[Dataset entries start]

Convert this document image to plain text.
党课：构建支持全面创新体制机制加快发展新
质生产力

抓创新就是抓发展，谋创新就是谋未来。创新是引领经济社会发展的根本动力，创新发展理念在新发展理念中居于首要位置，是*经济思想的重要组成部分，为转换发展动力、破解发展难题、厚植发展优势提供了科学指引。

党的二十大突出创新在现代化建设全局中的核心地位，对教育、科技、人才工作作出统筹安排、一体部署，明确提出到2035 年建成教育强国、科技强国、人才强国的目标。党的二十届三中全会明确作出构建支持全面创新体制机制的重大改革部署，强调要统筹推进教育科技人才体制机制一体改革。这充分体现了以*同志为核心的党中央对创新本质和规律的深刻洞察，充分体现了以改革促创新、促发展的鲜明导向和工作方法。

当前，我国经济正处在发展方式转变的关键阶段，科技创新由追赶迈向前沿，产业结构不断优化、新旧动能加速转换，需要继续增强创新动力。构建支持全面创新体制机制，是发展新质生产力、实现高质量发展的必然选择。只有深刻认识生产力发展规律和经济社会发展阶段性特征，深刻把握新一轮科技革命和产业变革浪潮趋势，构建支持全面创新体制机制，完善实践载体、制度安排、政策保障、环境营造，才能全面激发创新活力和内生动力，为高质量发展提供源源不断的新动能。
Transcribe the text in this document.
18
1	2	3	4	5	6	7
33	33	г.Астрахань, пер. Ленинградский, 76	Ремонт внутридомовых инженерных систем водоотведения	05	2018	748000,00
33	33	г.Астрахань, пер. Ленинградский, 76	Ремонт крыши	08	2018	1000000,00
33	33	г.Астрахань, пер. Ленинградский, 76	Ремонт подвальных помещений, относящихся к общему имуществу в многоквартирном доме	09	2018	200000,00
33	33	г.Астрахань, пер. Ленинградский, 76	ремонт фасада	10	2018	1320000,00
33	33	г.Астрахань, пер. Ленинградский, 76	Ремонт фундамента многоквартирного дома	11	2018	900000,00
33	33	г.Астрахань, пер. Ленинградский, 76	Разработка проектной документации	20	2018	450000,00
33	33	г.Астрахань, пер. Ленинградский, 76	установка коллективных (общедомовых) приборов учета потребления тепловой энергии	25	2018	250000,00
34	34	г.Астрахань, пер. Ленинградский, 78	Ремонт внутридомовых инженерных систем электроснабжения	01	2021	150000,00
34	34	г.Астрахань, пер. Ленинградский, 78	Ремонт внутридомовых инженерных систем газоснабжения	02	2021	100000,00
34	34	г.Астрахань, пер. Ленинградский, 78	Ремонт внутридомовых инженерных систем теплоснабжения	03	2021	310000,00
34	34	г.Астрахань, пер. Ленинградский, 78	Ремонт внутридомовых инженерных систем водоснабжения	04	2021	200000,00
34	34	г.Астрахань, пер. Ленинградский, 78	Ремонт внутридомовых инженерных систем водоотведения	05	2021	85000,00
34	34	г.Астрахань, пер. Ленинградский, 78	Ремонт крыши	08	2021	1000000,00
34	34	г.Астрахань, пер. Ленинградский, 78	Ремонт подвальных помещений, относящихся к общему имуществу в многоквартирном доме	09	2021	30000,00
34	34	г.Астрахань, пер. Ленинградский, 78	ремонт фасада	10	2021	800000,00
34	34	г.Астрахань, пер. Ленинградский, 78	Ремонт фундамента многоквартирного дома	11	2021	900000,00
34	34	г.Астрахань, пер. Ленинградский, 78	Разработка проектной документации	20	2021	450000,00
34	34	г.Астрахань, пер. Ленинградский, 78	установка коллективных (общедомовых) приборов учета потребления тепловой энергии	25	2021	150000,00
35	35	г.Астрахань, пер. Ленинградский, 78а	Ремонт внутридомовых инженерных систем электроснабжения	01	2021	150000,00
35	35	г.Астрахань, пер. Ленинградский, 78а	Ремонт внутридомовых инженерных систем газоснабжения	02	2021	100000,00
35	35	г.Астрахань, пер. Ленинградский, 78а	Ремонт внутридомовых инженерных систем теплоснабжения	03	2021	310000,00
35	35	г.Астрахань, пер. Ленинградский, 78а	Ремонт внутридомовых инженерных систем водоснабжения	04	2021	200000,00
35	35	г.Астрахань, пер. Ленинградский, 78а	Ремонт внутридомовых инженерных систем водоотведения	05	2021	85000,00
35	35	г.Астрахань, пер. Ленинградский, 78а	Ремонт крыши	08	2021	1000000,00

[Dataset entries end]

Work instructions: Output all of the material, please, exactly as it stands.

Exercise response:
Convert this document image to plain text.
党课：构建支持全面创新体制机制加快发展新
质生产力

抓创新就是抓发展，谋创新就是谋未来。创新是引领经济社会发展的根本动力，创新发展理念在新发展理念中居于首要位置，是*经济思想的重要组成部分，为转换发展动力、破解发展难题、厚植发展优势提供了科学指引。

党的二十大突出创新在现代化建设全局中的核心地位，对教育、科技、人才工作作出统筹安排、一体部署，明确提出到2035 年建成教育强国、科技强国、人才强国的目标。党的二十届三中全会明确作出构建支持全面创新体制机制的重大改革部署，强调要统筹推进教育科技人才体制机制一体改革。这充分体现了以*同志为核心的党中央对创新本质和规律的深刻洞察，充分体现了以改革促创新、促发展的鲜明导向和工作方法。

当前，我国经济正处在发展方式转变的关键阶段，科技创新由追赶迈向前沿，产业结构不断优化、新旧动能加速转换，需要继续增强创新动力。构建支持全面创新体制机制，是发展新质生产力、实现高质量发展的必然选择。只有深刻认识生产力发展规律和经济社会发展阶段性特征，深刻把握新一轮科技革命和产业变革浪潮趋势，构建支持全面创新体制机制，完善实践载体、制度安排、政策保障、环境营造，才能全面激发创新活力和内生动力，为高质量发展提供源源不断的新动能。
Transcribe the text in this document.
18
1	2	3	4	5	6	7
33	33	г.Астрахань, пер. Ленинградский, 76	Ремонт внутридомовых инженерных систем водоотведения	05	2018	748000,00
33	33	г.Астрахань, пер. Ленинградский, 76	Ремонт крыши	08	2018	1000000,00
33	33	г.Астрахань, пер. Ленинградский, 76	Ремонт подвальных помещений, относящихся к общему имуществу в многоквартирном доме	09	2018	200000,00
33	33	г.Астрахань, пер. Ленинградский, 76	ремонт фасада	10	2018	1320000,00
33	33	г.Астрахань, пер. Ленинградский, 76	Ремонт фундамента многоквартирного дома	11	2018	900000,00
33	33	г.Астрахань, пер. Ленинградский, 76	Разработка проектной документации	20	2018	450000,00
33	33	г.Астрахань, пер. Ленинградский, 76	установка коллективных (общедомовых) приборов учета потребления тепловой энергии	25	2018	250000,00
34	34	г.Астрахань, пер. Ленинградский, 78	Ремонт внутридомовых инженерных систем электроснабжения	01	2021	150000,00
34	34	г.Астрахань, пер. Ленинградский, 78	Ремонт внутридомовых инженерных систем газоснабжения	02	2021	100000,00
34	34	г.Астрахань, пер. Ленинградский, 78	Ремонт внутридомовых инженерных систем теплоснабжения	03	2021	310000,00
34	34	г.Астрахань, пер. Ленинградский, 78	Ремонт внутридомовых инженерных систем водоснабжения	04	2021	200000,00
34	34	г.Астрахань, пер. Ленинградский, 78	Ремонт внутридомовых инженерных систем водоотведения	05	2021	85000,00
34	34	г.Астрахань, пер. Ленинградский, 78	Ремонт крыши	08	2021	1000000,00
34	34	г.Астрахань, пер. Ленинградский, 78	Ремонт подвальных помещений, относящихся к общему имуществу в многоквартирном доме	09	2021	30000,00
34	34	г.Астрахань, пер. Ленинградский, 78	ремонт фасада	10	2021	800000,00
34	34	г.Астрахань, пер. Ленинградский, 78	Ремонт фундамента многоквартирного дома	11	2021	900000,00
34	34	г.Астрахань, пер. Ленинградский, 78	Разработка проектной документации	20	2021	450000,00
34	34	г.Астрахань, пер. Ленинградский, 78	установка коллективных (общедомовых) приборов учета потребления тепловой энергии	25	2021	150000,00
35	35	г.Астрахань, пер. Ленинградский, 78а	Ремонт внутридомовых инженерных систем электроснабжения	01	2021	150000,00
35	35	г.Астрахань, пер. Ленинградский, 78а	Ремонт внутридомовых инженерных систем газоснабжения	02	2021	100000,00
35	35	г.Астрахань, пер. Ленинградский, 78а	Ремонт внутридомовых инженерных систем теплоснабжения	03	2021	310000,00
35	35	г.Астрахань, пер. Ленинградский, 78а	Ремонт внутридомовых инженерных систем водоснабжения	04	2021	200000,00
35	35	г.Астрахань, пер. Ленинградский, 78а	Ремонт внутридомовых инженерных систем водоотведения	05	2021	85000,00
35	35	г.Астрахань, пер. Ленинградский, 78а	Ремонт крыши	08	2021	1000000,00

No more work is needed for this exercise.